Challenge
Find how many lines hold the word "link" and give that number only.

Dataset records

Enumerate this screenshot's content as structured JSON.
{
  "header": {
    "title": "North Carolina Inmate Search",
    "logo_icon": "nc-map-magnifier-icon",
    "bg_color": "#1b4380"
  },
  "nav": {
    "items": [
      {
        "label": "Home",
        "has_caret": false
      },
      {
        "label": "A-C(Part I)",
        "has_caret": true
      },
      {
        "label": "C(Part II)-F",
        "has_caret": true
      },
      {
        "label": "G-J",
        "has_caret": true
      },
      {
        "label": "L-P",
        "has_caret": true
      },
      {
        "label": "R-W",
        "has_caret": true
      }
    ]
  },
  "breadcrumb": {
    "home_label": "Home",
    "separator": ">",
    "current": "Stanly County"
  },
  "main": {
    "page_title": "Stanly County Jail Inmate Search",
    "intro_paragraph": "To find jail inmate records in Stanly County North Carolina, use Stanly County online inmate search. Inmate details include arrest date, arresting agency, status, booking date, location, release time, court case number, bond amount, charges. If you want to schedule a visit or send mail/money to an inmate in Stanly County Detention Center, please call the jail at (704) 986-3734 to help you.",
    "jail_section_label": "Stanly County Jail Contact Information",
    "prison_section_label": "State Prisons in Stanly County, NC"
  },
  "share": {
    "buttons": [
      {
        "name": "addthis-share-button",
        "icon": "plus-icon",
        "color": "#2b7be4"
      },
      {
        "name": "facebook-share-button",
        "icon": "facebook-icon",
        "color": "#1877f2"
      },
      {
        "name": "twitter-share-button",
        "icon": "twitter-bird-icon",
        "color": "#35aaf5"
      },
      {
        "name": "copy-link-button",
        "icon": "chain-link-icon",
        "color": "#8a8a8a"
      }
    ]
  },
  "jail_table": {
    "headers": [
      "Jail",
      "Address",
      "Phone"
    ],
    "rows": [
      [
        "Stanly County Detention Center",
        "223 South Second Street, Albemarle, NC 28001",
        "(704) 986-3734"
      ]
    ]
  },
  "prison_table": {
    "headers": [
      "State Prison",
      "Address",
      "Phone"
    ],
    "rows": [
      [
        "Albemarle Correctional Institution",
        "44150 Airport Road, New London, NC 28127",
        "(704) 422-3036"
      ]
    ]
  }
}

Answer to the exercise
2